Given passage:
********************

In 2022, Merchan presided over a tax fraud conviction for Trump’s business, ordering his company to pay a $1.6 million fine. Last year he sentenced Trump’s longtime chief financial officer, Allen Weisselberg, to five months in prison after Weisselberg’s conviction on tax fraud.
Trump also has directed vitriol at Merchan’s daughter, Loren Merchan, an executive at Authentic, a digital marketing agency that works with Democratic candidates. Trump has said the judge is “conflicted” because of his daughter’s work and should recuse himself.
Pictures of Merchan’s daughter have featured regularly in broadsides by Trump supporters on Truth Social. Some mocked her physical appearance and called for her arrest. On one website, an avowed white supremacist published personal information about both Merchan and his daughter, including home addresses and the judge’s phone number. Last June, the New York Advisory Committee on Judicial Ethics ruled that Merchan’s “impartiality cannot reasonably be questioned” based on his daughter’s work for Democratic campaigns.

********************

[Dataset entries]
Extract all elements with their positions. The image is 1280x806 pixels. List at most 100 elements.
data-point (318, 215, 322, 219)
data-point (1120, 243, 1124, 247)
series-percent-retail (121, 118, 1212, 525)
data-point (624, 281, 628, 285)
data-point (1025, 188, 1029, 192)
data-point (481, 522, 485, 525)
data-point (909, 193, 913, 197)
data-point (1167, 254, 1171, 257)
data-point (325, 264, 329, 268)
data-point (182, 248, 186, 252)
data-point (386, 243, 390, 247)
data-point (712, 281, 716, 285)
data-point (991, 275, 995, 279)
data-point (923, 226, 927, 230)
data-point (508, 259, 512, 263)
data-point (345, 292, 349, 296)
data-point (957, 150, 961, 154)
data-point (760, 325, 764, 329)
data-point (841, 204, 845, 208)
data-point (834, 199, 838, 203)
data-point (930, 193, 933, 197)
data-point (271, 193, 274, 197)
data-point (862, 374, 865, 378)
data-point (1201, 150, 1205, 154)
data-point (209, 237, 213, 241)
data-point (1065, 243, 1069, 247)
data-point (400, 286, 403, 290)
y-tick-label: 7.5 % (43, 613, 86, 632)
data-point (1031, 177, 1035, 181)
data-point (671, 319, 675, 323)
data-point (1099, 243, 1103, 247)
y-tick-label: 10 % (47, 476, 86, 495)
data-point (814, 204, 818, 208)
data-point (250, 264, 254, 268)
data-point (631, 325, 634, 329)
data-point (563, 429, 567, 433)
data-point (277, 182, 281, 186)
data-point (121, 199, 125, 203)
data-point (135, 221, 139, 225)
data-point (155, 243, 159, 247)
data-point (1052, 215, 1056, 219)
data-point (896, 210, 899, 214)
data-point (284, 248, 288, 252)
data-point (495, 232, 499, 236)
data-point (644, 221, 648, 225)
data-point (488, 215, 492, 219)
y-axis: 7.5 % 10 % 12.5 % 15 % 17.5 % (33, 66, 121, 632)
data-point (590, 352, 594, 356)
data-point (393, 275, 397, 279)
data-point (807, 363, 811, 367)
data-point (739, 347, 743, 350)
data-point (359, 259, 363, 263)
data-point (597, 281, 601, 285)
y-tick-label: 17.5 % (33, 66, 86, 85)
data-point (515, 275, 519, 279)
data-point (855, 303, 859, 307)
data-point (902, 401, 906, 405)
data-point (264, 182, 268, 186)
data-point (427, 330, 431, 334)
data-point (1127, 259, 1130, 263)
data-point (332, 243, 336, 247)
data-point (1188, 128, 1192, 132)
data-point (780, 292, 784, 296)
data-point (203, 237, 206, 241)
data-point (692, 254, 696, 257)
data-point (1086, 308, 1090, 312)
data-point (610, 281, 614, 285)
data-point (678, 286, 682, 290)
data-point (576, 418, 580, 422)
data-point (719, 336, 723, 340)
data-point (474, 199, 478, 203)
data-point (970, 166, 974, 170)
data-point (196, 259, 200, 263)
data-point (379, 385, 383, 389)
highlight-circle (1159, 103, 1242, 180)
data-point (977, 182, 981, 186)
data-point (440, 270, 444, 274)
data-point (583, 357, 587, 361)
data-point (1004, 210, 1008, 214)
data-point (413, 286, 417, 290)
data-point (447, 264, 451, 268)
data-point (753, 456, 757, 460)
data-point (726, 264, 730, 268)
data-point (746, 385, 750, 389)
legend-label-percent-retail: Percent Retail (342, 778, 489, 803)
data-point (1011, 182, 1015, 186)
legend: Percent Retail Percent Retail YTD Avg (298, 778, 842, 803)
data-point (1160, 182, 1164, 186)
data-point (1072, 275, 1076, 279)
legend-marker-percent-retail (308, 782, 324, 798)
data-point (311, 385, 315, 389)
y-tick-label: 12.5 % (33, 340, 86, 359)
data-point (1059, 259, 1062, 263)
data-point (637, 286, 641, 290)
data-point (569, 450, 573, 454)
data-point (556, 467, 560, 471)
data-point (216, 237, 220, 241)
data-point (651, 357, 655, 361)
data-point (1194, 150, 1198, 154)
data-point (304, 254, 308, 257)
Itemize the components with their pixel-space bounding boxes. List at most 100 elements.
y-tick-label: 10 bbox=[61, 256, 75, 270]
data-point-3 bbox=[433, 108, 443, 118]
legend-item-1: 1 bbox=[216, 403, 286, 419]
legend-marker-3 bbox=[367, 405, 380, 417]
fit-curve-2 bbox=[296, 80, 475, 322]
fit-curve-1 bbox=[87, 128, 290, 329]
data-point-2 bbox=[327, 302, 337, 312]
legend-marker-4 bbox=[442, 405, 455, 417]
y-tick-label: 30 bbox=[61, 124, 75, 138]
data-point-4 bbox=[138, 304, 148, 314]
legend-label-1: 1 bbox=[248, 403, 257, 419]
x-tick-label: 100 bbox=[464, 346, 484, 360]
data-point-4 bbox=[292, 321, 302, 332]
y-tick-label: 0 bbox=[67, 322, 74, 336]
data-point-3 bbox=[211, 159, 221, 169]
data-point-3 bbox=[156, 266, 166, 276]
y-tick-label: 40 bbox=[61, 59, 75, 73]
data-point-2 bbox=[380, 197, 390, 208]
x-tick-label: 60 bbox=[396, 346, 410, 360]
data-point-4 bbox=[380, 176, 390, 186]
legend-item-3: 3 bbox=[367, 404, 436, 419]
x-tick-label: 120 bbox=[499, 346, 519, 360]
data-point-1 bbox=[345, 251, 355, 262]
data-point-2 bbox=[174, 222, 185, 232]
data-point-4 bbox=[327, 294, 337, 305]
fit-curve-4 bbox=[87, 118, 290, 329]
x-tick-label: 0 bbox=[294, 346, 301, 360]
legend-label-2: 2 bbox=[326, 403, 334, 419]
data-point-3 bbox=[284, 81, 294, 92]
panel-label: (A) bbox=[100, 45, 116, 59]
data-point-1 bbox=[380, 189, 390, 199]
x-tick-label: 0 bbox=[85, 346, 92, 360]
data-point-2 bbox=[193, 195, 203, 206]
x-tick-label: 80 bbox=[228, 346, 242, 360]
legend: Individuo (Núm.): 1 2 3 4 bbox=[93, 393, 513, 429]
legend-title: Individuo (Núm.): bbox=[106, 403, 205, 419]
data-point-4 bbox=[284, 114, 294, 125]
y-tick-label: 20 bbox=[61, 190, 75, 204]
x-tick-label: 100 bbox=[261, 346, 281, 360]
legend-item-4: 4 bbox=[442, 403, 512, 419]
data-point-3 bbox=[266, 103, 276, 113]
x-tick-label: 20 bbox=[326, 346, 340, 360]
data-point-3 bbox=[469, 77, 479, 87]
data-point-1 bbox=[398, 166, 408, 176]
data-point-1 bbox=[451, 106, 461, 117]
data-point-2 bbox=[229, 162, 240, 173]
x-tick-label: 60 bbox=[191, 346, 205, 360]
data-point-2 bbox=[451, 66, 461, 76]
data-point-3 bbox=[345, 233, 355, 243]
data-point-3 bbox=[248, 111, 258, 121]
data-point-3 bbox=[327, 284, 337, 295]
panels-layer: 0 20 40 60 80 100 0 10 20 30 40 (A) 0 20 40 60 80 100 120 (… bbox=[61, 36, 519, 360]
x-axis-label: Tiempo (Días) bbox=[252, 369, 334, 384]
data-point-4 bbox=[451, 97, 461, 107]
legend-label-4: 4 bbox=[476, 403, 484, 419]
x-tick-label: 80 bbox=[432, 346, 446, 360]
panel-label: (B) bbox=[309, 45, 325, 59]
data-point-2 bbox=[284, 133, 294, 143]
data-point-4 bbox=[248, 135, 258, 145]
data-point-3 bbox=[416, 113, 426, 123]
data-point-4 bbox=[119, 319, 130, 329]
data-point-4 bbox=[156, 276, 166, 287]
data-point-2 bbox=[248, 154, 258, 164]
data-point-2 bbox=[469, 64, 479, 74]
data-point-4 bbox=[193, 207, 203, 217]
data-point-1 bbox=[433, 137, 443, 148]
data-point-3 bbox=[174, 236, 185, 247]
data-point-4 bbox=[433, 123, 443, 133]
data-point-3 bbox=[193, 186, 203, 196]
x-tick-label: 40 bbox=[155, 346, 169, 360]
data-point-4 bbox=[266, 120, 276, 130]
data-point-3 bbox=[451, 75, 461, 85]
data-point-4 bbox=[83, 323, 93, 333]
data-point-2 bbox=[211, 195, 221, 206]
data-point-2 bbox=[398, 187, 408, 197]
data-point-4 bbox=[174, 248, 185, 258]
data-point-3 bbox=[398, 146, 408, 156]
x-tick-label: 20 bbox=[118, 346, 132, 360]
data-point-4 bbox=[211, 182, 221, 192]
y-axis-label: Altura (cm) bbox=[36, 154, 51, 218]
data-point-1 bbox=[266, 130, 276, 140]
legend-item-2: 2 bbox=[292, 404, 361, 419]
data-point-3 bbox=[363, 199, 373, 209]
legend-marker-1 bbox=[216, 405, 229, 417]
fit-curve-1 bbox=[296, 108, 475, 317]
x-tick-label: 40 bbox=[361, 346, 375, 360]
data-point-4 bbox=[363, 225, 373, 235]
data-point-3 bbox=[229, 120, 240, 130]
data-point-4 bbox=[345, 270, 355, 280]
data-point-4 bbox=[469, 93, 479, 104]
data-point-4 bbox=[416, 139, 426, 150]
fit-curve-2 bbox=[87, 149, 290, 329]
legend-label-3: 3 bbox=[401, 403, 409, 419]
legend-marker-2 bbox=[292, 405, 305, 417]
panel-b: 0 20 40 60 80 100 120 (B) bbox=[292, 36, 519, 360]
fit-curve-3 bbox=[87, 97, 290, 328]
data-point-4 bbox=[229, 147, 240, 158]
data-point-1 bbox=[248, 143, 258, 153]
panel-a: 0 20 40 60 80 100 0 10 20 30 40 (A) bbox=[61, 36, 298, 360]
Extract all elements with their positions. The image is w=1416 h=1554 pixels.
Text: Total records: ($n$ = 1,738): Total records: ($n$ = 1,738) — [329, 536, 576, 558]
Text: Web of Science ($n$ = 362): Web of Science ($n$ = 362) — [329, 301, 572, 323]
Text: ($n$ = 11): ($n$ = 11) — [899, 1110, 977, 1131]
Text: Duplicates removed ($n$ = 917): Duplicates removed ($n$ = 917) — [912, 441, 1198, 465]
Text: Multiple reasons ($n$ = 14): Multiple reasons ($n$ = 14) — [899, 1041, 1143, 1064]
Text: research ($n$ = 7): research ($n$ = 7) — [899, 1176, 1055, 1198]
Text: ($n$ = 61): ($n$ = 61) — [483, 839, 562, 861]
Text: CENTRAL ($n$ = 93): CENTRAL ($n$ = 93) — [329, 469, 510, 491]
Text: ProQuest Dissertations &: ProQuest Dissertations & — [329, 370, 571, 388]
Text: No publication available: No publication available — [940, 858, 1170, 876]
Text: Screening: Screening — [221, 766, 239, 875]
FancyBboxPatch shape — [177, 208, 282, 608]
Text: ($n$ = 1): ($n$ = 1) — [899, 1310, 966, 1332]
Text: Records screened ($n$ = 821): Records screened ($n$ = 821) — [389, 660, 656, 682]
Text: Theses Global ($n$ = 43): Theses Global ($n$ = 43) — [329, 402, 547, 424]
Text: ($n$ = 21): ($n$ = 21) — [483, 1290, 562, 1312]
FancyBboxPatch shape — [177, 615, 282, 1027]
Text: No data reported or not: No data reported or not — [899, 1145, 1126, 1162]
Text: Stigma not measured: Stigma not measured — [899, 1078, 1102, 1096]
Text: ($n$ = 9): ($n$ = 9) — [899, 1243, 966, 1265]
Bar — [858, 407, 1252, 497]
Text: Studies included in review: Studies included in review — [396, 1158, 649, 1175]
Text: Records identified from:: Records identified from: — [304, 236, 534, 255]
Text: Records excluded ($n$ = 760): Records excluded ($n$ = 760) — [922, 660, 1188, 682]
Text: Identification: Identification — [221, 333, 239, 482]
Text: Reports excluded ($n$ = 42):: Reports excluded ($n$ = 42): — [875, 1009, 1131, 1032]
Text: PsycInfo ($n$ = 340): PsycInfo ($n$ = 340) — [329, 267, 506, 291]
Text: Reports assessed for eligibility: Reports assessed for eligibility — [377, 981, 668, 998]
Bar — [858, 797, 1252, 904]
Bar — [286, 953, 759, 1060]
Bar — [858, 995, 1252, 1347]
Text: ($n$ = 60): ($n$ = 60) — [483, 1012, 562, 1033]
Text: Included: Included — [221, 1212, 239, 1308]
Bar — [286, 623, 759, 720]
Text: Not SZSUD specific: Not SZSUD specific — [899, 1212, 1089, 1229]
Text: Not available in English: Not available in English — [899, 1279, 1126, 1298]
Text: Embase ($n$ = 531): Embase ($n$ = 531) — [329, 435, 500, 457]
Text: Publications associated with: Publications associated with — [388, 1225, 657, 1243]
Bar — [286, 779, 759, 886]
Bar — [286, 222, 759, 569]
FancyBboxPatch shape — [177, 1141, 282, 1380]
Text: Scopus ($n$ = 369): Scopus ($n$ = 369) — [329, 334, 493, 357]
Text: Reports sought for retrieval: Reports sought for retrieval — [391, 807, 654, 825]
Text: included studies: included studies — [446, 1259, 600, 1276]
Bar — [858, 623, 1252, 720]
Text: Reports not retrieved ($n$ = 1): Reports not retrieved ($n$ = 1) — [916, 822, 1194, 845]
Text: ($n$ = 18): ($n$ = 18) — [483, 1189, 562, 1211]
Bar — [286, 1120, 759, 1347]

********************

Tasks and exercises:
[a] Sum up the passage about Judge Merchan in two sentences.
[b] Echo the stretch of the Merchan passage from "In 2022, Merchan" through "on tax fraud.", word for word.
These rows have nothing to do with the text above them.

Expected outputs:
[a] Merchan presided over a 2022 tax fraud conviction of Trump's business and later sentenced Trump's longtime chief financial officer, Allen Weisselberg, to five months in prison. Trump has attacked Merchan's daughter, Loren, saying her work at a digital marketing agency for Democratic candidates leaves the judge "conflicted," but a New York judicial ethics committee ruled that his impartiality "cannot reasonably be questioned" on that basis.

[b]
In 2022, Merchan presided over a tax fraud conviction for Trump’s business, ordering his company to pay a $1.6 million fine. Last year he sentenced Trump’s longtime chief financial officer, Allen Weisselberg, to five months in prison after Weisselberg’s conviction on tax fraud.